Passage.
+ + +

With thousands of hours of talk, email and texting in the books, it was clear we had to start looking at the calendar to see what dates would be mutually ideal for me to fly to Boston to visit Sarah-Jane. In my mind, there was never any question that I would be the one to travel. Even though I would never do anything to bring her harm, naturally, I would never dream of putting her in a position of such vulnerability. She is a mother, daughter, sister, aunt and dear friend to a great many people. I couldn’t allow her to be in a position where that many people could be concerned for her safety, flying coast-to-coast to meet a man she and they have never met.
It didn’t dawn on me until just now, as I went back through my emails to see when I bought my plane ticket, that I did so on September 11. I’m glad I didn’t think of that at the time. That might have been a little ominous. Anyway, my flight would go through New York City, then catch a connecting flight to Boston on October 10, 2013. It was a done deal. The clock started counting down.
One month of waiting.
At first, there was great excitement. As the days counted down, the excitement grew. But there was also a measure of uncertainty.
Will it be awkward? Will she be attracted to me in person? Will the chemistry we have on the phone carry over in person?
Of course, she had similar questions about my interest in her. During that month of waiting, we had many conversations in which we had to remind each other, and maybe even ourselves, that there was nothing in the superficial realm that could or would change what was happening in our hearts. We prayed every single day, together and on our own. There have been a couple of high profile instances recently of people using the internet to misrepresent themselves to others for a variety of reasons. It is quite common. Yet, I had no reason to believe Sarah-Jane was anything other than what I knew of her. None. But weird stuff creeps in your mind when you’re on the cusp of a potentially life changing moment.

+ + +

Supplied material.

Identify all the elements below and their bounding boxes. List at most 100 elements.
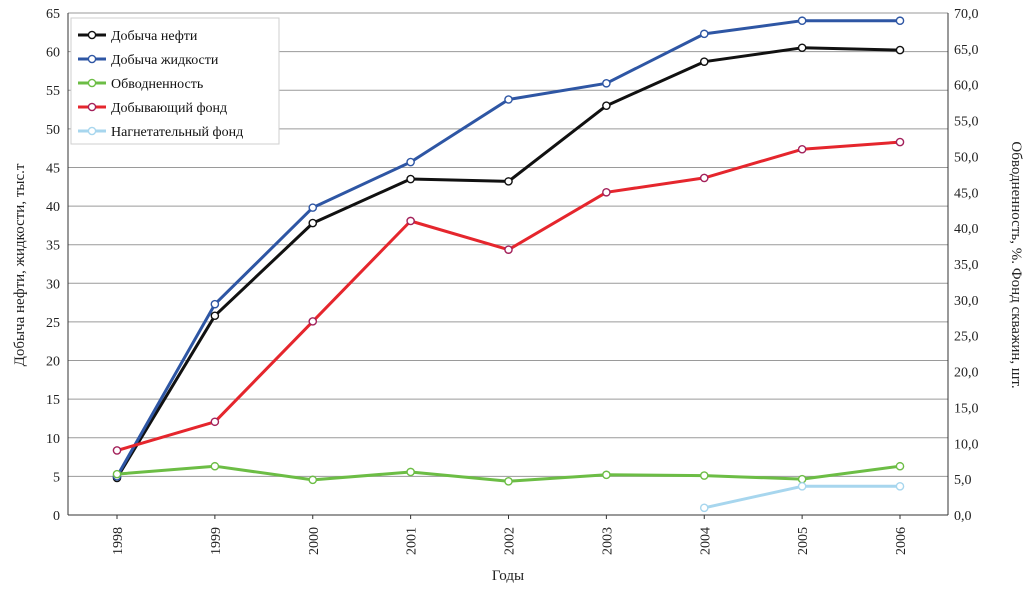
left-tick-label: 25	[46, 316, 60, 331]
series-markers	[112, 16, 905, 513]
legend-label: Добывающий фонд	[111, 101, 227, 116]
x-tick-label: 1999	[209, 527, 224, 555]
legend-entry: Добыча жидкости	[78, 53, 219, 68]
series-3-point	[699, 471, 709, 480]
legend-label: Обводненность	[111, 77, 203, 92]
left-tick-label: 20	[46, 355, 60, 370]
series-5-point	[797, 482, 807, 491]
left-tick-label: 50	[46, 123, 60, 138]
legend-entry: Обводненность	[78, 77, 203, 92]
legend-entry: Нагнетательный фонд	[78, 125, 243, 140]
series-3-point	[112, 469, 122, 479]
left-tick-label: 65	[46, 7, 60, 22]
series-3-point	[210, 461, 220, 471]
left-tick-label: 10	[46, 432, 60, 447]
series-4-point	[699, 173, 709, 183]
legend-marker	[87, 102, 97, 112]
x-tick-label: 1998	[111, 527, 126, 555]
series-4-point	[602, 187, 611, 197]
series-5-point	[895, 482, 905, 491]
series-1-point	[308, 218, 318, 228]
series-2-point	[504, 95, 513, 104]
legend-marker	[87, 54, 97, 64]
x-tick-label: 2006	[894, 527, 909, 555]
series-4-point	[210, 417, 220, 427]
series-1-point	[504, 177, 513, 186]
series-2-point	[308, 203, 318, 212]
left-tick-label: 30	[46, 277, 60, 292]
right-tick-label: 15,0	[954, 401, 979, 416]
series-2-point	[406, 157, 415, 167]
series-2-point	[210, 299, 220, 309]
left-tick-label: 60	[46, 46, 60, 61]
right-tick-label: 30,0	[954, 294, 979, 309]
series-4-point	[308, 317, 318, 326]
right-tick-label: 65,0	[954, 43, 979, 58]
series-1-point	[699, 57, 709, 66]
legend-marker	[87, 30, 97, 40]
right-tick-label: 70,0	[954, 7, 979, 22]
series-3-point	[308, 475, 318, 485]
left-axis-title: Добыча нефти, жидкости, тыс.т	[12, 163, 28, 366]
legend: Добыча нефти Добыча жидкости Обводненность…	[70, 17, 280, 145]
legend-marker	[87, 78, 97, 88]
x-tick-label: 2003	[600, 527, 615, 555]
right-tick-label: 25,0	[954, 330, 979, 345]
series-3-point	[504, 476, 513, 486]
right-tick-label: 45,0	[954, 186, 979, 201]
legend-marker	[87, 126, 97, 136]
series-2-point	[699, 29, 709, 39]
legend-label: Нагнетательный фонд	[111, 125, 243, 140]
x-tick-label: 2001	[405, 527, 420, 555]
series-2-point	[797, 16, 807, 26]
right-tick-label: 20,0	[954, 366, 979, 381]
x-tick-label: 2004	[698, 527, 713, 555]
series-3-point	[895, 461, 905, 471]
legend-entry: Добыча нефти	[78, 29, 198, 44]
right-axis-title: Обводненность, %. Фонд скважин, шт.	[1008, 141, 1024, 388]
series-4-point	[797, 144, 807, 154]
series-3-point	[797, 474, 807, 484]
left-tick-label: 45	[46, 161, 60, 176]
legend-label: Добыча нефти	[111, 29, 198, 44]
right-tick-label: 5,0	[954, 473, 972, 488]
right-axis-ticks: 0,0 5,0 10,0 15,0 20,0 25,0 30,0 35,0 40,0 45,0 50…	[954, 7, 979, 524]
legend-entry: Добывающий фонд	[78, 101, 227, 116]
series-3-point	[406, 467, 415, 477]
legend-label: Добыча жидкости	[111, 53, 219, 68]
series-1-point	[602, 101, 611, 110]
x-tick-label: 2005	[796, 527, 811, 555]
series-1-point	[406, 174, 415, 184]
series-4-point	[112, 446, 122, 455]
x-tick-label: 2002	[503, 527, 518, 555]
series-2-point	[602, 78, 611, 88]
right-tick-label: 55,0	[954, 115, 979, 130]
left-tick-label: 0	[53, 509, 60, 524]
left-tick-label: 40	[46, 200, 60, 215]
right-tick-label: 0,0	[954, 509, 972, 524]
series-5-point	[699, 503, 709, 513]
series-4-point	[406, 216, 415, 226]
series-1-point	[210, 311, 220, 321]
legend-box	[70, 17, 280, 145]
x-axis-title: Годы	[492, 568, 524, 584]
series-3-point	[602, 470, 611, 480]
x-tick-label: 2000	[307, 527, 322, 555]
series-1-point	[895, 45, 905, 55]
x-axis-ticks: 1998 1999 2000 2001 2002 2003 2004 2005 2006	[111, 515, 909, 555]
right-tick-label: 35,0	[954, 258, 979, 273]
right-tick-label: 10,0	[954, 437, 979, 452]
series-4-point	[895, 137, 905, 147]
series-1-point	[797, 43, 807, 53]
left-tick-label: 55	[46, 84, 60, 99]
left-tick-label: 35	[46, 239, 60, 254]
left-tick-label: 5	[53, 470, 60, 485]
series-2-point	[895, 16, 905, 26]
left-tick-label: 15	[46, 393, 60, 408]
right-tick-label: 60,0	[954, 79, 979, 94]
right-tick-label: 50,0	[954, 150, 979, 165]
series-4-point	[504, 245, 513, 254]
right-tick-label: 40,0	[954, 222, 979, 237]
left-axis-ticks: 0 5 10 15 20 25 30 35 40 45 50 55 60 65	[46, 7, 60, 524]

+ + +

Problems to solve.
a: According to the passage, which city would the flight go through before the connecting flight to Boston?
b: Copy out the listing lines again, everything from the one containing "316, 60, 331]" down to the one containing "78, 97, 88]", both included.

Answers to the exercises.
a: New York City.

b:
left-tick-label: 25	[46, 316, 60, 331]
series-markers	[112, 16, 905, 513]
legend-label: Добывающий фонд	[111, 101, 227, 116]
x-tick-label: 1999	[209, 527, 224, 555]
legend-entry: Добыча жидкости	[78, 53, 219, 68]
series-3-point	[699, 471, 709, 480]
legend-label: Обводненность	[111, 77, 203, 92]
left-tick-label: 20	[46, 355, 60, 370]
series-5-point	[797, 482, 807, 491]
left-tick-label: 50	[46, 123, 60, 138]
legend-entry: Обводненность	[78, 77, 203, 92]
legend-entry: Нагнетательный фонд	[78, 125, 243, 140]
series-3-point	[112, 469, 122, 479]
left-tick-label: 65	[46, 7, 60, 22]
series-3-point	[210, 461, 220, 471]
left-tick-label: 10	[46, 432, 60, 447]
series-4-point	[699, 173, 709, 183]
legend-marker	[87, 102, 97, 112]
x-tick-label: 1998	[111, 527, 126, 555]
series-4-point	[602, 187, 611, 197]
series-5-point	[895, 482, 905, 491]
series-1-point	[308, 218, 318, 228]
series-2-point	[504, 95, 513, 104]
legend-marker	[87, 54, 97, 64]
x-tick-label: 2006	[894, 527, 909, 555]
series-4-point	[210, 417, 220, 427]
series-1-point	[504, 177, 513, 186]
series-2-point	[308, 203, 318, 212]
left-tick-label: 30	[46, 277, 60, 292]
right-tick-label: 15,0	[954, 401, 979, 416]
series-2-point	[406, 157, 415, 167]
series-2-point	[210, 299, 220, 309]
left-tick-label: 60	[46, 46, 60, 61]
right-tick-label: 30,0	[954, 294, 979, 309]
series-4-point	[308, 317, 318, 326]
right-tick-label: 65,0	[954, 43, 979, 58]
series-1-point	[699, 57, 709, 66]
legend-marker	[87, 30, 97, 40]
right-tick-label: 70,0	[954, 7, 979, 22]
series-3-point	[308, 475, 318, 485]
left-axis-title: Добыча нефти, жидкости, тыс.т	[12, 163, 28, 366]
legend: Добыча нефти Добыча жидкости Обводненность…	[70, 17, 280, 145]
legend-marker	[87, 78, 97, 88]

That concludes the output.